> **THE TASK**:
Which lines hold the word "Middelaar"? Copy each of them.

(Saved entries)

▼▼▼

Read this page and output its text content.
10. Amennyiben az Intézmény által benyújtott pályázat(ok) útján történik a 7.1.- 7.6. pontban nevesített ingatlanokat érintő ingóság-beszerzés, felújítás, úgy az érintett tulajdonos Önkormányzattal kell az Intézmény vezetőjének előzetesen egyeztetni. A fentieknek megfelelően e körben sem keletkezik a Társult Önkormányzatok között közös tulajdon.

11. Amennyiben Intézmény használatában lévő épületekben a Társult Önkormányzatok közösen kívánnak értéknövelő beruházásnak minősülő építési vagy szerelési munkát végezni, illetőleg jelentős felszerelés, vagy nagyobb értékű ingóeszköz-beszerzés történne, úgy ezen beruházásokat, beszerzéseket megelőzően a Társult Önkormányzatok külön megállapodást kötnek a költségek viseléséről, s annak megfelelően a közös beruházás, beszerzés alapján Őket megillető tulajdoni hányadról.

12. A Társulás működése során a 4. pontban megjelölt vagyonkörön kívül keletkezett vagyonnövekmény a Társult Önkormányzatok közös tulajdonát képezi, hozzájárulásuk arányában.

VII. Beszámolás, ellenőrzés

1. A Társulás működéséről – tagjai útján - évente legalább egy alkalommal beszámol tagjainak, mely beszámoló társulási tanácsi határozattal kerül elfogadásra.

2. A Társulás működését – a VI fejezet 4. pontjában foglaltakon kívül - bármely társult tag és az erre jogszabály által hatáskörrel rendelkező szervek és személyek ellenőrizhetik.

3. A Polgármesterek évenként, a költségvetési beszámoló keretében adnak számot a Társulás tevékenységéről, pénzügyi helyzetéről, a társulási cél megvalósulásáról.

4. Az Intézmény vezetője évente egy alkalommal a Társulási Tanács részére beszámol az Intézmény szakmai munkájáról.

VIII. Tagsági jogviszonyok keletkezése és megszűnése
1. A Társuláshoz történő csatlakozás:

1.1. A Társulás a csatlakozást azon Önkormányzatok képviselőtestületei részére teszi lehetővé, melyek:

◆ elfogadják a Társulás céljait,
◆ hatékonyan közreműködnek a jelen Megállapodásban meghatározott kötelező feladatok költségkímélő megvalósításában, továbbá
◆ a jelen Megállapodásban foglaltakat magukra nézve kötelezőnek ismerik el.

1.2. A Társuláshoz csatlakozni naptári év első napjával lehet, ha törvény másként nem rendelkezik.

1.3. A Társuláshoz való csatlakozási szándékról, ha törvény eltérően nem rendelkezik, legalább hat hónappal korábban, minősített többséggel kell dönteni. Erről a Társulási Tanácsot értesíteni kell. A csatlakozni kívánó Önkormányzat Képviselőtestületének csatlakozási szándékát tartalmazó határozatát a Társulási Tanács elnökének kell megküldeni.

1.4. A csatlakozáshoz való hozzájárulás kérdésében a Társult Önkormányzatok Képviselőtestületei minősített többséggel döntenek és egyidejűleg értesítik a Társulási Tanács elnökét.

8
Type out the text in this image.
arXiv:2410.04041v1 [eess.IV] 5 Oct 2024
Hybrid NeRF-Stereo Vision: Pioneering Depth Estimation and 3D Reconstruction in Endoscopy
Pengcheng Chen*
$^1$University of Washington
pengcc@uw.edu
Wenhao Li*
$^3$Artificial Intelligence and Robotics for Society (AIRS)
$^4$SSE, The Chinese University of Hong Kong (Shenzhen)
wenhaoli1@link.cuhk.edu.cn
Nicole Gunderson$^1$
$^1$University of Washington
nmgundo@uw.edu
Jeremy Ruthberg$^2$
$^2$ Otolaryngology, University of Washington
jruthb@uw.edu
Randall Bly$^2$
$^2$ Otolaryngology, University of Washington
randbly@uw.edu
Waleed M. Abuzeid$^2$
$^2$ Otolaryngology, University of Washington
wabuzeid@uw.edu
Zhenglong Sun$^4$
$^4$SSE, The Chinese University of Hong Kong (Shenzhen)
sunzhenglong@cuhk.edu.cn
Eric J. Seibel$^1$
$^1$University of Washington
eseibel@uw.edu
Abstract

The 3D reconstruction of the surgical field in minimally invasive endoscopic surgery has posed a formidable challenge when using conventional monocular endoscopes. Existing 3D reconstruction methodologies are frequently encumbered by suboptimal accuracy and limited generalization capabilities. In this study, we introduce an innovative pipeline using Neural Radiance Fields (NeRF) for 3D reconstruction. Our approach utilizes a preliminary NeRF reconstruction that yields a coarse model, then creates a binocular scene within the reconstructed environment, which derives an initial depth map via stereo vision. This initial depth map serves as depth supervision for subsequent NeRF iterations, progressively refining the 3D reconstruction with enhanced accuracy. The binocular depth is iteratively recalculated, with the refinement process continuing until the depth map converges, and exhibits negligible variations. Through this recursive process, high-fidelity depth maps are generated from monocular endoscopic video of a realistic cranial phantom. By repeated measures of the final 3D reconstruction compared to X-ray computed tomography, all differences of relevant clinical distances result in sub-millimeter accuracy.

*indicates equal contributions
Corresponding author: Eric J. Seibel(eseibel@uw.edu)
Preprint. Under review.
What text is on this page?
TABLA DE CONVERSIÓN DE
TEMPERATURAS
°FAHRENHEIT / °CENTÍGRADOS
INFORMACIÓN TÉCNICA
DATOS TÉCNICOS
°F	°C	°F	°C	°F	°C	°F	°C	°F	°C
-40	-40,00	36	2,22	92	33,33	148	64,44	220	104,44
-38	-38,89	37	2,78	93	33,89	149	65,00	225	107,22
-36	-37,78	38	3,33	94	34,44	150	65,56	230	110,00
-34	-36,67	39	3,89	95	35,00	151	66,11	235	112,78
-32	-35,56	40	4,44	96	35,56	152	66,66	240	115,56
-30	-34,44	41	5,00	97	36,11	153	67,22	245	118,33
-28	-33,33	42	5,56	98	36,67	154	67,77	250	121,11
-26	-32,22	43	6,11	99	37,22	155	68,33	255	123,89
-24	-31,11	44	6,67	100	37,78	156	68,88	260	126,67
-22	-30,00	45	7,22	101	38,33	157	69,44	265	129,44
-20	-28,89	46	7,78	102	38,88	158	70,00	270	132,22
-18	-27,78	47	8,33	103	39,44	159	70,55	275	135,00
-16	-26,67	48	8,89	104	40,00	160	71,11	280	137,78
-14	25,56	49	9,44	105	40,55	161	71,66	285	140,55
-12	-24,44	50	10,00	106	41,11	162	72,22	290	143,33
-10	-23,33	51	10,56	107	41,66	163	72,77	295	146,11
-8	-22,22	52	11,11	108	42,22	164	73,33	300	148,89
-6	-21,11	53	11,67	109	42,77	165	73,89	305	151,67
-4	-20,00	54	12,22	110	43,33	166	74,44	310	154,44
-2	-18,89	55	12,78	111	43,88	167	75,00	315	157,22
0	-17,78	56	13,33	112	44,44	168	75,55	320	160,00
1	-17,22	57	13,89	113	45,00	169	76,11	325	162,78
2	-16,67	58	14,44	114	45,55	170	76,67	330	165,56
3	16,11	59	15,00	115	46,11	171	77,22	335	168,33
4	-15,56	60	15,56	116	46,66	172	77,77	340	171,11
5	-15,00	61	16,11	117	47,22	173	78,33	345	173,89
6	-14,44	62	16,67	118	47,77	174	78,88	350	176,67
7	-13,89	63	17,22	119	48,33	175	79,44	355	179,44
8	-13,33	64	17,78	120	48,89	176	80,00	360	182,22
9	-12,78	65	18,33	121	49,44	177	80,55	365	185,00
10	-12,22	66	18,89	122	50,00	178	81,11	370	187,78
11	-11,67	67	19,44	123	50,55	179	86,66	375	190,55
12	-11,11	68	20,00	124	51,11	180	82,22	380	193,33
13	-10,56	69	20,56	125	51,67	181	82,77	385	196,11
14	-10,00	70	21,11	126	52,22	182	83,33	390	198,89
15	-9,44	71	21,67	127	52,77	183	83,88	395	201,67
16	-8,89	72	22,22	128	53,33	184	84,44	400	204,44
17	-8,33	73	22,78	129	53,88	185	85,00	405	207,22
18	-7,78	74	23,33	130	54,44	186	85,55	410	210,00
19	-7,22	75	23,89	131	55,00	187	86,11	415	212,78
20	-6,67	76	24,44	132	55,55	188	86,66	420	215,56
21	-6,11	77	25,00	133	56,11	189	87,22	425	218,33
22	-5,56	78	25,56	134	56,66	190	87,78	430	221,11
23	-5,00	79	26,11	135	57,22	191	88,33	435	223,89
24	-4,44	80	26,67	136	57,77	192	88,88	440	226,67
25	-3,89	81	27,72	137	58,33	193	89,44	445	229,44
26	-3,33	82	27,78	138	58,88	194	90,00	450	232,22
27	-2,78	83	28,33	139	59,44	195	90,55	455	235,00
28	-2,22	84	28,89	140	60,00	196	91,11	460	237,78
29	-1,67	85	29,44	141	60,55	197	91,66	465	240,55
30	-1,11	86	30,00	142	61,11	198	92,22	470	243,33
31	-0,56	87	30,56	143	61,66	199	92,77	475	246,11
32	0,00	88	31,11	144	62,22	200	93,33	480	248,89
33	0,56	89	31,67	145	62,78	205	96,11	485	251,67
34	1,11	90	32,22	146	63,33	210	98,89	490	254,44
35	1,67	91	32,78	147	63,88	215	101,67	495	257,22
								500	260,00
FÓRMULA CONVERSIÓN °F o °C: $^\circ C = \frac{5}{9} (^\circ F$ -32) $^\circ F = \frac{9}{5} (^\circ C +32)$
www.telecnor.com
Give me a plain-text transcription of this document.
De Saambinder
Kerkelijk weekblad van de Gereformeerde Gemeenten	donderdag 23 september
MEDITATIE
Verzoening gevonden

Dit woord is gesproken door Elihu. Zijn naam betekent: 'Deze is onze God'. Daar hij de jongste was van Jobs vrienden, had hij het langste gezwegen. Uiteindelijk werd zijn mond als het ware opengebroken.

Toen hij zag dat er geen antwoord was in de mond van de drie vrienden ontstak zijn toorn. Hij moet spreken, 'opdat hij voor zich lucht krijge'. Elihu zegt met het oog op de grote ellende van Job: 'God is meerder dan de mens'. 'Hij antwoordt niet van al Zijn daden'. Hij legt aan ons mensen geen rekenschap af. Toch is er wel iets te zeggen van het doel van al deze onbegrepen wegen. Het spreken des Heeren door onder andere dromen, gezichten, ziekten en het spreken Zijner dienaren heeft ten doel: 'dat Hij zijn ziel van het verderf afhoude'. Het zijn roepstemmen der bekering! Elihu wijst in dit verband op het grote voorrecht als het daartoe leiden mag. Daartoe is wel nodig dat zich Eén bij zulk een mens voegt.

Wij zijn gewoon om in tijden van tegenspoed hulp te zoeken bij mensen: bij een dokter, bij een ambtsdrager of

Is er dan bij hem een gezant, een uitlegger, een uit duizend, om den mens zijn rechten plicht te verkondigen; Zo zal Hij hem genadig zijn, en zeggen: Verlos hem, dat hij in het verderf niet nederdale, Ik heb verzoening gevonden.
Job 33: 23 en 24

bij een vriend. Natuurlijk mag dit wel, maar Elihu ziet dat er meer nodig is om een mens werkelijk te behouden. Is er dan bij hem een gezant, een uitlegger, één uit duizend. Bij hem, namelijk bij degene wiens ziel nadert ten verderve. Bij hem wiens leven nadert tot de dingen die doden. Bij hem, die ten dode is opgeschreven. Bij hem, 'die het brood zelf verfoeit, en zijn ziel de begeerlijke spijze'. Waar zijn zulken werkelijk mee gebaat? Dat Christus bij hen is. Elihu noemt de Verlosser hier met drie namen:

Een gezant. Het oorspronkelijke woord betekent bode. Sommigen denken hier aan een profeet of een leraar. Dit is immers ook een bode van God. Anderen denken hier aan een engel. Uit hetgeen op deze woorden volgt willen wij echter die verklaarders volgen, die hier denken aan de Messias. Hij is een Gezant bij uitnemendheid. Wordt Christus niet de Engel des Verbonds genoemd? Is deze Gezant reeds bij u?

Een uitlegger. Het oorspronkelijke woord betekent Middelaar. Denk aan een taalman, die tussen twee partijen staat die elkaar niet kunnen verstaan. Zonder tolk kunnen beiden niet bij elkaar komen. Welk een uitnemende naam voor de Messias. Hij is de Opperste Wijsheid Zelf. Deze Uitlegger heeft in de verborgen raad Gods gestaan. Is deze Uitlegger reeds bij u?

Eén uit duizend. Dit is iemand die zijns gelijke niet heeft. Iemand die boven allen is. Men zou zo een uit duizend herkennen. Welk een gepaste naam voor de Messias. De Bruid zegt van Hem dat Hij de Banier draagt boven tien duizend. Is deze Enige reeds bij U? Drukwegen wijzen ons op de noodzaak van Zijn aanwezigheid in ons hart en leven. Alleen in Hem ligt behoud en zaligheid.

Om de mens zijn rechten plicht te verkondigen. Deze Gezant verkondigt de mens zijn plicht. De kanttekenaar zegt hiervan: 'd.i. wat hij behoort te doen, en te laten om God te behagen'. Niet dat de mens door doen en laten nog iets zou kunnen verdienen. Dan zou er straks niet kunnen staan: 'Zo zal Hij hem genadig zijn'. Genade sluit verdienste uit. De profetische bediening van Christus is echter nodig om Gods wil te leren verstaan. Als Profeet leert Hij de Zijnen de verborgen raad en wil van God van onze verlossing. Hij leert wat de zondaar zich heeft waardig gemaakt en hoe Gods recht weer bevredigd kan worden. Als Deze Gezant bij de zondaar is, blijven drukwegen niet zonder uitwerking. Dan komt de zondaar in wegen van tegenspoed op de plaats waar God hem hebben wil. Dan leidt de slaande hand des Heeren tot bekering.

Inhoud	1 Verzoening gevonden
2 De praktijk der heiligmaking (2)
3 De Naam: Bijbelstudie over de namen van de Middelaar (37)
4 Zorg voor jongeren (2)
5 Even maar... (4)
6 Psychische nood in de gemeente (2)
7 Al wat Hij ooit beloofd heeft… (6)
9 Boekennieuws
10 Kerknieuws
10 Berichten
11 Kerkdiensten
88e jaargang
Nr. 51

▲▲▲

> **ANSWER TO THE PROBLEM**:
Een uitlegger. Het oorspronkelijke woord betekent Middelaar. Denk aan een taalman, die tussen twee partijen staat die elkaar niet kunnen verstaan. Zonder tolk kunnen beiden niet bij elkaar komen. Welk een uitnemende naam voor de Messias. Hij is de Opperste Wijsheid Zelf. Deze Uitlegger heeft in de verborgen raad Gods gestaan. Is deze Uitlegger reeds bij u?
3 De Naam: Bijbelstudie over de namen van de Middelaar (37)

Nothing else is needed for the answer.